### YOUR INSTRUCTIONS
Which lines include the word "санитарно"? Copy each of them.

::: LISTED ENTRIES

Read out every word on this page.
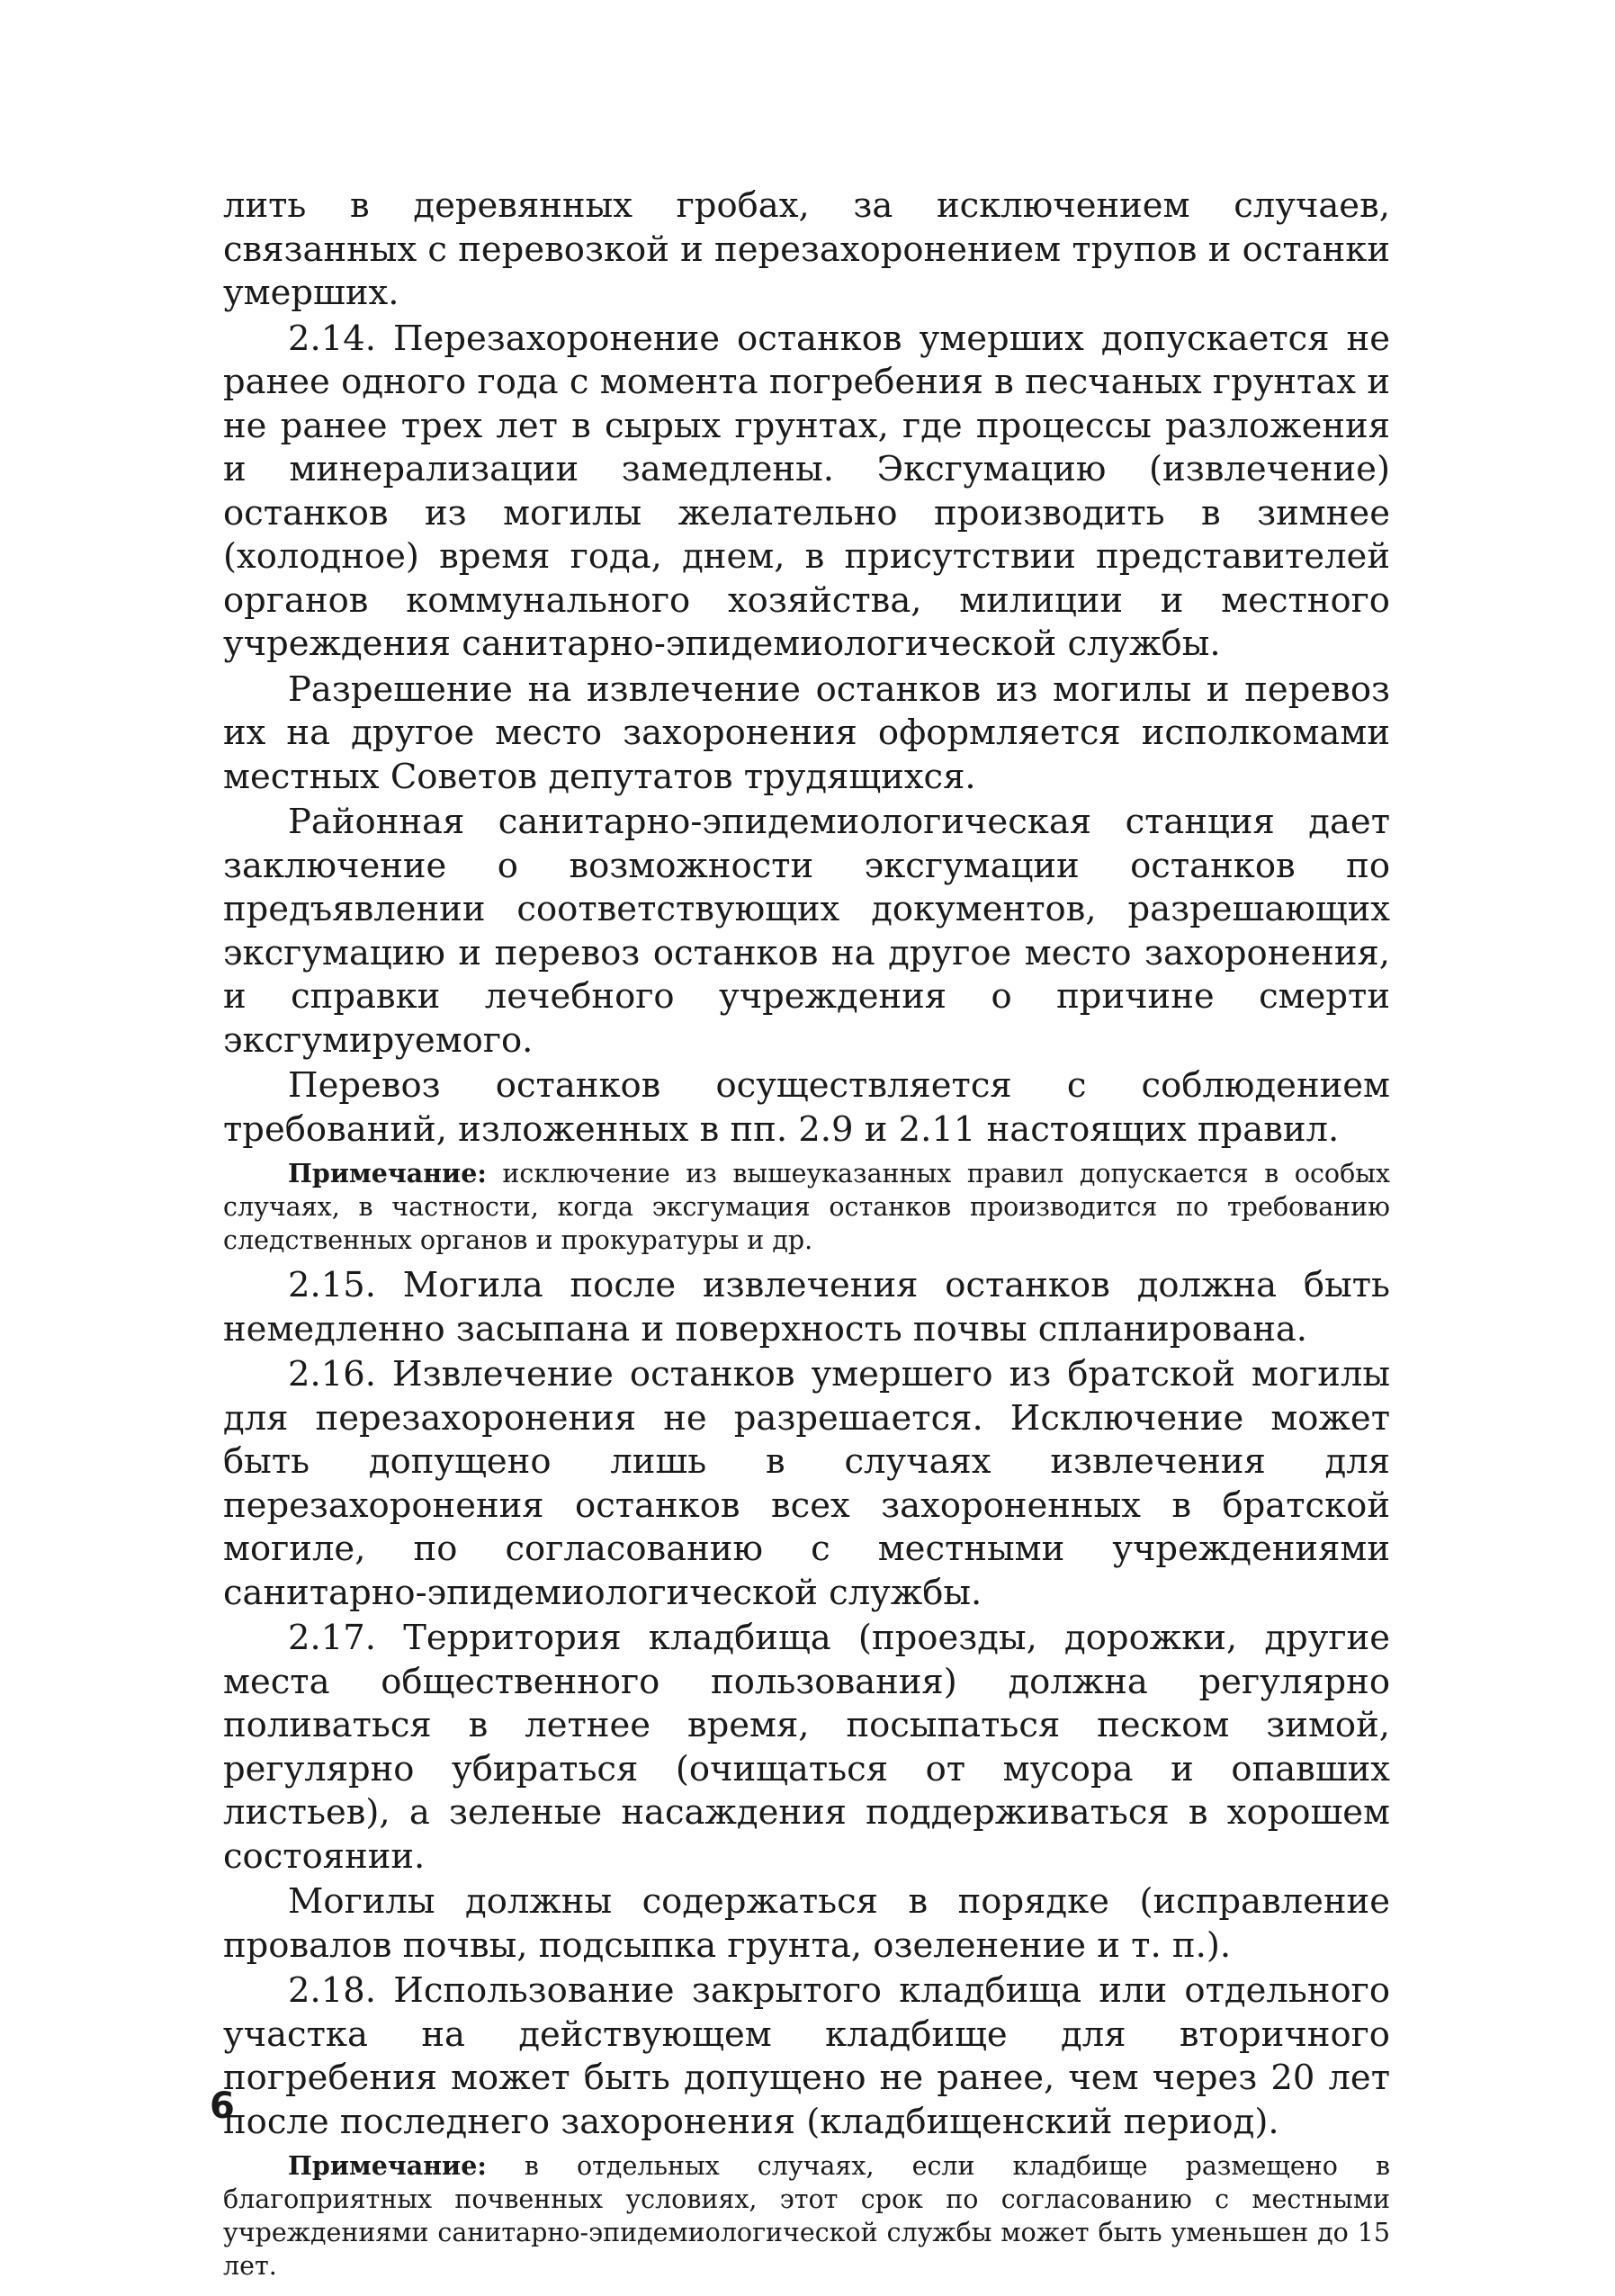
лить в деревянных гробах, за исключением случаев, связанных с перевозкой и перезахоронением трупов и останки умерших.

2.14. Перезахоронение останков умерших допускается не ранее одного года с момента погребения в песчаных грунтах и не ранее трех лет в сырых грунтах, где процессы разложения и минерализации замедлены. Эксгумацию (извлечение) останков из могилы желательно производить в зимнее (холодное) время года, днем, в присутствии представителей органов коммунального хозяйства, милиции и местного учреждения санитарно-эпидемиологической службы.

Разрешение на извлечение останков из могилы и перевоз их на другое место захоронения оформляется исполкомами местных Советов депутатов трудящихся.

Районная санитарно-эпидемиологическая станция дает заключение о возможности эксгумации останков по предъявлении соответствующих документов, разрешающих эксгумацию и перевоз останков на другое место захоронения, и справки лечебного учреждения о причине смерти эксгумируемого.

Перевоз останков осуществляется с соблюдением требований, изложенных в пп. 2.9 и 2.11 настоящих правил.

Примечание: исключение из вышеуказанных правил допускается в особых случаях, в частности, когда эксгумация останков производится по требованию следственных органов и прокуратуры и др.

2.15. Могила после извлечения останков должна быть немедленно засыпана и поверхность почвы спланирована.

2.16. Извлечение останков умершего из братской могилы для перезахоронения не разрешается. Исключение может быть допущено лишь в случаях извлечения для перезахоронения останков всех захороненных в братской могиле, по согласованию с местными учреждениями санитарно-эпидемиологической службы.

2.17. Территория кладбища (проезды, дорожки, другие места общественного пользования) должна регулярно поливаться в летнее время, посыпаться песком зимой, регулярно убираться (очищаться от мусора и опавших листьев), а зеленые насаждения поддерживаться в хорошем состоянии.

Могилы должны содержаться в порядке (исправление провалов почвы, подсыпка грунта, озеленение и т. п.).

2.18. Использование закрытого кладбища или отдельного участка на действующем кладбище для вторичного погребения может быть допущено не ранее, чем через 20 лет после последнего захоронения (кладбищенский период).

Примечание: в отдельных случаях, если кладбище размещено в благоприятных почвенных условиях, этот срок по согласованию с местными учреждениями санитарно-эпидемиологической службы может быть уменьшен до 15 лет.

6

::::::

### SOLVED PROBLEM
2.14. Перезахоронение останков умерших допускается не ранее одного года с момента погребения в песчаных грунтах и не ранее трех лет в сырых грунтах, где процессы разложения и минерализации замедлены. Эксгумацию (извлечение) останков из могилы желательно производить в зимнее (холодное) время года, днем, в присутствии представителей органов коммунального хозяйства, милиции и местного учреждения санитарно-эпидемиологической службы.
Районная санитарно-эпидемиологическая станция дает заключение о возможности эксгумации останков по предъявлении соответствующих документов, разрешающих эксгумацию и перевоз останков на другое место захоронения, и справки лечебного учреждения о причине смерти эксгумируемого.
2.16. Извлечение останков умершего из братской могилы для перезахоронения не разрешается. Исключение может быть допущено лишь в случаях извлечения для перезахоронения останков всех захороненных в братской могиле, по согласованию с местными учреждениями санитарно-эпидемиологической службы.
Примечание: в отдельных случаях, если кладбище размещено в благоприятных почвенных условиях, этот срок по согласованию с местными учреждениями санитарно-эпидемиологической службы может быть уменьшен до 15 лет.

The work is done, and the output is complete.